__WORK REQUIRED__
Output the lines of the records again without any change, beginning with the line that contains "boundary-points-table (46, 60, 611, 856)" and ending with the line that contains "method-cell: Картометрический метод (235, 731, 375, 747)", both included.

==== GIVEN DATA

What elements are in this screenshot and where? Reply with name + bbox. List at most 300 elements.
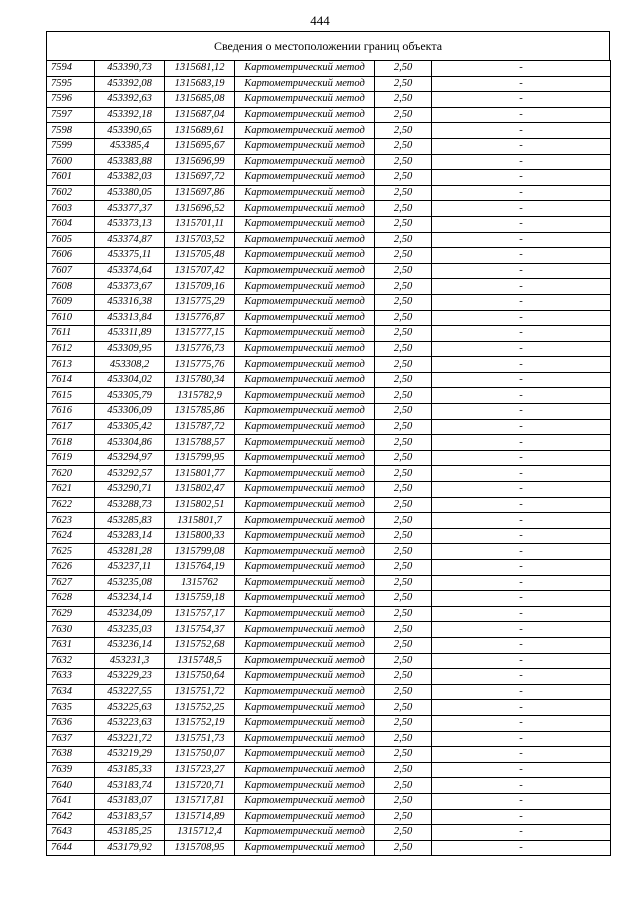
boundary-points-table (46, 60, 611, 856)
point-number-cell: 7643 (47, 825, 95, 841)
method-cell: Картометрический метод (235, 294, 375, 310)
method-cell: Картометрический метод (235, 216, 375, 232)
method-cell: Картометрический метод (235, 170, 375, 186)
y-coordinate-cell: 1315801,7 (165, 513, 235, 529)
point-number-cell: 7614 (47, 372, 95, 388)
y-coordinate-cell: 1315757,17 (165, 606, 235, 622)
description-cell: - (432, 419, 611, 435)
method-cell: Картометрический метод (235, 778, 375, 794)
accuracy-cell: 2,50 (375, 123, 432, 139)
accuracy-cell: 2,50 (375, 404, 432, 420)
description-cell: - (432, 76, 611, 92)
table-row (47, 201, 611, 217)
table-row (47, 528, 611, 544)
x-coordinate-cell: 453374,87 (95, 232, 165, 248)
table-row (47, 263, 611, 279)
method-cell: Картометрический метод (235, 560, 375, 576)
description-cell: - (432, 637, 611, 653)
method-cell: Картометрический метод (235, 357, 375, 373)
description-cell: - (432, 372, 611, 388)
method-cell: Картометрический метод (235, 232, 375, 248)
x-coordinate-cell: 453380,05 (95, 185, 165, 201)
accuracy-cell: 2,50 (375, 778, 432, 794)
method-cell: Картометрический метод (235, 310, 375, 326)
method-cell: Картометрический метод (235, 731, 375, 747)
y-coordinate-cell: 1315697,86 (165, 185, 235, 201)
description-cell: - (432, 341, 611, 357)
x-coordinate-cell: 453390,73 (95, 61, 165, 77)
table-row (47, 762, 611, 778)
method-cell: Картометрический метод (235, 263, 375, 279)
accuracy-cell: 2,50 (375, 357, 432, 373)
description-cell: - (432, 575, 611, 591)
description-cell: - (432, 248, 611, 264)
accuracy-cell: 2,50 (375, 154, 432, 170)
x-coordinate-cell: 453377,37 (95, 201, 165, 217)
x-coordinate-cell: 453229,23 (95, 669, 165, 685)
table-row (47, 809, 611, 825)
y-coordinate-cell: 1315800,33 (165, 528, 235, 544)
y-coordinate-cell: 1315764,19 (165, 560, 235, 576)
point-number-cell: 7625 (47, 544, 95, 560)
point-number-cell: 7608 (47, 279, 95, 295)
accuracy-cell: 2,50 (375, 513, 432, 529)
x-coordinate-cell: 453221,72 (95, 731, 165, 747)
accuracy-cell: 2,50 (375, 606, 432, 622)
method-cell: Картометрический метод (235, 404, 375, 420)
y-coordinate-cell: 1315701,11 (165, 216, 235, 232)
x-coordinate-cell: 453231,3 (95, 653, 165, 669)
table-body (47, 61, 611, 856)
point-number-cell: 7638 (47, 747, 95, 763)
description-cell: - (432, 731, 611, 747)
point-number-cell: 7642 (47, 809, 95, 825)
table-row (47, 715, 611, 731)
description-cell: - (432, 107, 611, 123)
x-coordinate-cell: 453385,4 (95, 138, 165, 154)
method-cell: Картометрический метод (235, 138, 375, 154)
point-number-cell: 7598 (47, 123, 95, 139)
y-coordinate-cell: 1315685,08 (165, 92, 235, 108)
point-number-cell: 7612 (47, 341, 95, 357)
description-cell: - (432, 294, 611, 310)
point-number-cell: 7603 (47, 201, 95, 217)
table-row (47, 778, 611, 794)
table-row (47, 248, 611, 264)
accuracy-cell: 2,50 (375, 279, 432, 295)
x-coordinate-cell: 453185,25 (95, 825, 165, 841)
accuracy-cell: 2,50 (375, 263, 432, 279)
y-coordinate-cell: 1315799,95 (165, 450, 235, 466)
table-row (47, 497, 611, 513)
x-coordinate-cell: 453292,57 (95, 466, 165, 482)
y-coordinate-cell: 1315752,19 (165, 715, 235, 731)
accuracy-cell: 2,50 (375, 560, 432, 576)
x-coordinate-cell: 453305,79 (95, 388, 165, 404)
y-coordinate-cell: 1315752,68 (165, 637, 235, 653)
x-coordinate-cell: 453237,11 (95, 560, 165, 576)
x-coordinate-cell: 453316,38 (95, 294, 165, 310)
table-row (47, 294, 611, 310)
description-cell: - (432, 279, 611, 295)
table-row (47, 232, 611, 248)
accuracy-cell: 2,50 (375, 201, 432, 217)
point-number-cell: 7621 (47, 482, 95, 498)
description-cell: - (432, 388, 611, 404)
point-number-cell: 7644 (47, 840, 95, 856)
y-coordinate-cell: 1315802,51 (165, 497, 235, 513)
x-coordinate-cell: 453179,92 (95, 840, 165, 856)
table-row (47, 341, 611, 357)
y-coordinate-cell: 1315687,04 (165, 107, 235, 123)
y-coordinate-cell: 1315802,47 (165, 482, 235, 498)
point-number-cell: 7626 (47, 560, 95, 576)
point-number-cell: 7605 (47, 232, 95, 248)
accuracy-cell: 2,50 (375, 435, 432, 451)
table-row (47, 684, 611, 700)
point-number-cell: 7610 (47, 310, 95, 326)
y-coordinate-cell: 1315683,19 (165, 76, 235, 92)
accuracy-cell: 2,50 (375, 138, 432, 154)
y-coordinate-cell: 1315681,12 (165, 61, 235, 77)
accuracy-cell: 2,50 (375, 92, 432, 108)
y-coordinate-cell: 1315705,48 (165, 248, 235, 264)
table-row (47, 825, 611, 841)
description-cell: - (432, 482, 611, 498)
y-coordinate-cell: 1315717,81 (165, 793, 235, 809)
point-number-cell: 7631 (47, 637, 95, 653)
description-cell: - (432, 201, 611, 217)
table-row (47, 544, 611, 560)
boundary-table-sheet (46, 31, 610, 856)
accuracy-cell: 2,50 (375, 388, 432, 404)
description-cell: - (432, 669, 611, 685)
point-number-cell: 7599 (47, 138, 95, 154)
method-cell: Картометрический метод (235, 513, 375, 529)
table-row (47, 123, 611, 139)
method-cell: Картометрический метод (235, 466, 375, 482)
method-cell: Картометрический метод (235, 279, 375, 295)
accuracy-cell: 2,50 (375, 61, 432, 77)
table-row (47, 138, 611, 154)
description-cell: - (432, 185, 611, 201)
table-row (47, 154, 611, 170)
method-cell: Картометрический метод (235, 76, 375, 92)
y-coordinate-cell: 1315712,4 (165, 825, 235, 841)
accuracy-cell: 2,50 (375, 294, 432, 310)
x-coordinate-cell: 453219,29 (95, 747, 165, 763)
table-row (47, 606, 611, 622)
description-cell: - (432, 762, 611, 778)
x-coordinate-cell: 453392,18 (95, 107, 165, 123)
accuracy-cell: 2,50 (375, 185, 432, 201)
method-cell: Картометрический метод (235, 419, 375, 435)
y-coordinate-cell: 1315759,18 (165, 591, 235, 607)
accuracy-cell: 2,50 (375, 715, 432, 731)
x-coordinate-cell: 453382,03 (95, 170, 165, 186)
method-cell: Картометрический метод (235, 326, 375, 342)
x-coordinate-cell: 453373,67 (95, 279, 165, 295)
method-cell: Картометрический метод (235, 201, 375, 217)
description-cell: - (432, 216, 611, 232)
table-row (47, 653, 611, 669)
description-cell: - (432, 560, 611, 576)
method-cell: Картометрический метод (235, 762, 375, 778)
method-cell: Картометрический метод (235, 248, 375, 264)
accuracy-cell: 2,50 (375, 762, 432, 778)
point-number-cell: 7617 (47, 419, 95, 435)
point-number-cell: 7630 (47, 622, 95, 638)
description-cell: - (432, 232, 611, 248)
y-coordinate-cell: 1315689,61 (165, 123, 235, 139)
point-number-cell: 7628 (47, 591, 95, 607)
table-row (47, 419, 611, 435)
accuracy-cell: 2,50 (375, 840, 432, 856)
table-row (47, 279, 611, 295)
method-cell: Картометрический метод (235, 123, 375, 139)
point-number-cell: 7606 (47, 248, 95, 264)
table-row (47, 357, 611, 373)
method-cell: Картометрический метод (235, 700, 375, 716)
table-row (47, 482, 611, 498)
description-cell: - (432, 497, 611, 513)
y-coordinate-cell: 1315752,25 (165, 700, 235, 716)
point-number-cell: 7636 (47, 715, 95, 731)
description-cell: - (432, 591, 611, 607)
accuracy-cell: 2,50 (375, 575, 432, 591)
x-coordinate-cell: 453390,65 (95, 123, 165, 139)
point-number-cell: 7619 (47, 450, 95, 466)
description-cell: - (432, 435, 611, 451)
x-coordinate-cell: 453305,42 (95, 419, 165, 435)
description-cell: - (432, 310, 611, 326)
accuracy-cell: 2,50 (375, 747, 432, 763)
table-row (47, 170, 611, 186)
y-coordinate-cell: 1315751,73 (165, 731, 235, 747)
y-coordinate-cell: 1315720,71 (165, 778, 235, 794)
method-cell: Картометрический метод (235, 107, 375, 123)
method-cell: Картометрический метод (235, 528, 375, 544)
y-coordinate-cell: 1315780,34 (165, 372, 235, 388)
y-coordinate-cell: 1315709,16 (165, 279, 235, 295)
y-coordinate-cell: 1315751,72 (165, 684, 235, 700)
table-row (47, 185, 611, 201)
accuracy-cell: 2,50 (375, 809, 432, 825)
description-cell: - (432, 326, 611, 342)
point-number-cell: 7635 (47, 700, 95, 716)
x-coordinate-cell: 453285,83 (95, 513, 165, 529)
description-cell: - (432, 466, 611, 482)
y-coordinate-cell: 1315708,95 (165, 840, 235, 856)
accuracy-cell: 2,50 (375, 341, 432, 357)
method-cell: Картометрический метод (235, 92, 375, 108)
x-coordinate-cell: 453235,03 (95, 622, 165, 638)
description-cell: - (432, 840, 611, 856)
table-row (47, 731, 611, 747)
point-number-cell: 7616 (47, 404, 95, 420)
description-cell: - (432, 170, 611, 186)
method-cell: Картометрический метод (235, 450, 375, 466)
point-number-cell: 7602 (47, 185, 95, 201)
description-cell: - (432, 825, 611, 841)
accuracy-cell: 2,50 (375, 372, 432, 388)
table-row (47, 216, 611, 232)
method-cell: Картометрический метод (235, 482, 375, 498)
method-cell: Картометрический метод (235, 497, 375, 513)
x-coordinate-cell: 453375,11 (95, 248, 165, 264)
point-number-cell: 7632 (47, 653, 95, 669)
x-coordinate-cell: 453183,07 (95, 793, 165, 809)
y-coordinate-cell: 1315775,76 (165, 357, 235, 373)
description-cell: - (432, 123, 611, 139)
table-row (47, 435, 611, 451)
table-row (47, 747, 611, 763)
accuracy-cell: 2,50 (375, 528, 432, 544)
method-cell: Картометрический метод (235, 622, 375, 638)
table-title: Сведения о местоположении границ объекта (46, 31, 610, 60)
accuracy-cell: 2,50 (375, 684, 432, 700)
method-cell: Картометрический метод (235, 840, 375, 856)
y-coordinate-cell: 1315787,72 (165, 419, 235, 435)
y-coordinate-cell: 1315799,08 (165, 544, 235, 560)
description-cell: - (432, 684, 611, 700)
y-coordinate-cell: 1315714,89 (165, 809, 235, 825)
table-row (47, 326, 611, 342)
y-coordinate-cell: 1315703,52 (165, 232, 235, 248)
x-coordinate-cell: 453311,89 (95, 326, 165, 342)
x-coordinate-cell: 453313,84 (95, 310, 165, 326)
table-row (47, 372, 611, 388)
page-number: 444 (310, 13, 330, 28)
x-coordinate-cell: 453373,13 (95, 216, 165, 232)
method-cell: Картометрический метод (235, 747, 375, 763)
description-cell: - (432, 793, 611, 809)
description-cell: - (432, 263, 611, 279)
method-cell: Картометрический метод (235, 154, 375, 170)
table-row (47, 513, 611, 529)
x-coordinate-cell: 453374,64 (95, 263, 165, 279)
accuracy-cell: 2,50 (375, 216, 432, 232)
table-row (47, 700, 611, 716)
method-cell: Картометрический метод (235, 575, 375, 591)
x-coordinate-cell: 453281,28 (95, 544, 165, 560)
point-number-cell: 7600 (47, 154, 95, 170)
point-number-cell: 7601 (47, 170, 95, 186)
accuracy-cell: 2,50 (375, 825, 432, 841)
description-cell: - (432, 404, 611, 420)
point-number-cell: 7597 (47, 107, 95, 123)
x-coordinate-cell: 453236,14 (95, 637, 165, 653)
description-cell: - (432, 357, 611, 373)
method-cell: Картометрический метод (235, 653, 375, 669)
y-coordinate-cell: 1315696,52 (165, 201, 235, 217)
y-coordinate-cell: 1315754,37 (165, 622, 235, 638)
point-number-cell: 7640 (47, 778, 95, 794)
table-row (47, 466, 611, 482)
x-coordinate-cell: 453234,09 (95, 606, 165, 622)
x-coordinate-cell: 453308,2 (95, 357, 165, 373)
point-number-cell: 7615 (47, 388, 95, 404)
accuracy-cell: 2,50 (375, 653, 432, 669)
y-coordinate-cell: 1315776,73 (165, 341, 235, 357)
x-coordinate-cell: 453304,02 (95, 372, 165, 388)
x-coordinate-cell: 453392,63 (95, 92, 165, 108)
x-coordinate-cell: 453183,57 (95, 809, 165, 825)
table-row (47, 840, 611, 856)
method-cell: Картометрический метод (235, 372, 375, 388)
description-cell: - (432, 450, 611, 466)
table-row (47, 560, 611, 576)
accuracy-cell: 2,50 (375, 637, 432, 653)
description-cell: - (432, 747, 611, 763)
description-cell: - (432, 528, 611, 544)
method-cell: Картометрический метод (235, 715, 375, 731)
table-row (47, 76, 611, 92)
accuracy-cell: 2,50 (375, 700, 432, 716)
point-number-cell: 7637 (47, 731, 95, 747)
y-coordinate-cell: 1315707,42 (165, 263, 235, 279)
description-cell: - (432, 715, 611, 731)
x-coordinate-cell: 453183,74 (95, 778, 165, 794)
method-cell: Картометрический метод (235, 544, 375, 560)
accuracy-cell: 2,50 (375, 170, 432, 186)
x-coordinate-cell: 453185,33 (95, 762, 165, 778)
accuracy-cell: 2,50 (375, 497, 432, 513)
x-coordinate-cell: 453234,14 (95, 591, 165, 607)
accuracy-cell: 2,50 (375, 544, 432, 560)
y-coordinate-cell: 1315788,57 (165, 435, 235, 451)
y-coordinate-cell: 1315782,9 (165, 388, 235, 404)
table-row (47, 622, 611, 638)
accuracy-cell: 2,50 (375, 248, 432, 264)
description-cell: - (432, 92, 611, 108)
accuracy-cell: 2,50 (375, 76, 432, 92)
method-cell: Картометрический метод (235, 684, 375, 700)
x-coordinate-cell: 453383,88 (95, 154, 165, 170)
y-coordinate-cell: 1315777,15 (165, 326, 235, 342)
description-cell: - (432, 544, 611, 560)
point-number-cell: 7596 (47, 92, 95, 108)
description-cell: - (432, 622, 611, 638)
table-row (47, 310, 611, 326)
method-cell: Картометрический метод (235, 341, 375, 357)
point-number-cell: 7622 (47, 497, 95, 513)
accuracy-cell: 2,50 (375, 731, 432, 747)
point-number-cell: 7641 (47, 793, 95, 809)
description-cell: - (432, 513, 611, 529)
point-number-cell: 7639 (47, 762, 95, 778)
point-number-cell: 7604 (47, 216, 95, 232)
table-row (47, 388, 611, 404)
accuracy-cell: 2,50 (375, 310, 432, 326)
table-row (47, 575, 611, 591)
point-number-cell: 7595 (47, 76, 95, 92)
method-cell: Картометрический метод (235, 637, 375, 653)
point-number-cell: 7620 (47, 466, 95, 482)
description-cell: - (432, 700, 611, 716)
description-cell: - (432, 606, 611, 622)
description-cell: - (432, 809, 611, 825)
y-coordinate-cell: 1315801,77 (165, 466, 235, 482)
x-coordinate-cell: 453225,63 (95, 700, 165, 716)
x-coordinate-cell: 453235,08 (95, 575, 165, 591)
y-coordinate-cell: 1315750,64 (165, 669, 235, 685)
point-number-cell: 7624 (47, 528, 95, 544)
y-coordinate-cell: 1315723,27 (165, 762, 235, 778)
accuracy-cell: 2,50 (375, 669, 432, 685)
point-number-cell: 7627 (47, 575, 95, 591)
point-number-cell: 7609 (47, 294, 95, 310)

========

__ANSWER IN FULL__
boundary-points-table (46, 60, 611, 856)
point-number-cell: 7643 (47, 825, 95, 841)
method-cell: Картометрический метод (235, 294, 375, 310)
method-cell: Картометрический метод (235, 216, 375, 232)
method-cell: Картометрический метод (235, 170, 375, 186)
y-coordinate-cell: 1315801,7 (165, 513, 235, 529)
point-number-cell: 7614 (47, 372, 95, 388)
y-coordinate-cell: 1315757,17 (165, 606, 235, 622)
description-cell: - (432, 419, 611, 435)
method-cell: Картометрический метод (235, 778, 375, 794)
accuracy-cell: 2,50 (375, 123, 432, 139)
accuracy-cell: 2,50 (375, 404, 432, 420)
description-cell: - (432, 76, 611, 92)
table-row (47, 201, 611, 217)
table-row (47, 528, 611, 544)
x-coordinate-cell: 453374,87 (95, 232, 165, 248)
table-row (47, 263, 611, 279)
method-cell: Картометрический метод (235, 560, 375, 576)
description-cell: - (432, 637, 611, 653)
method-cell: Картометрический метод (235, 357, 375, 373)
description-cell: - (432, 372, 611, 388)
method-cell: Картометрический метод (235, 232, 375, 248)
x-coordinate-cell: 453380,05 (95, 185, 165, 201)
accuracy-cell: 2,50 (375, 778, 432, 794)
method-cell: Картометрический метод (235, 310, 375, 326)
method-cell: Картометрический метод (235, 731, 375, 747)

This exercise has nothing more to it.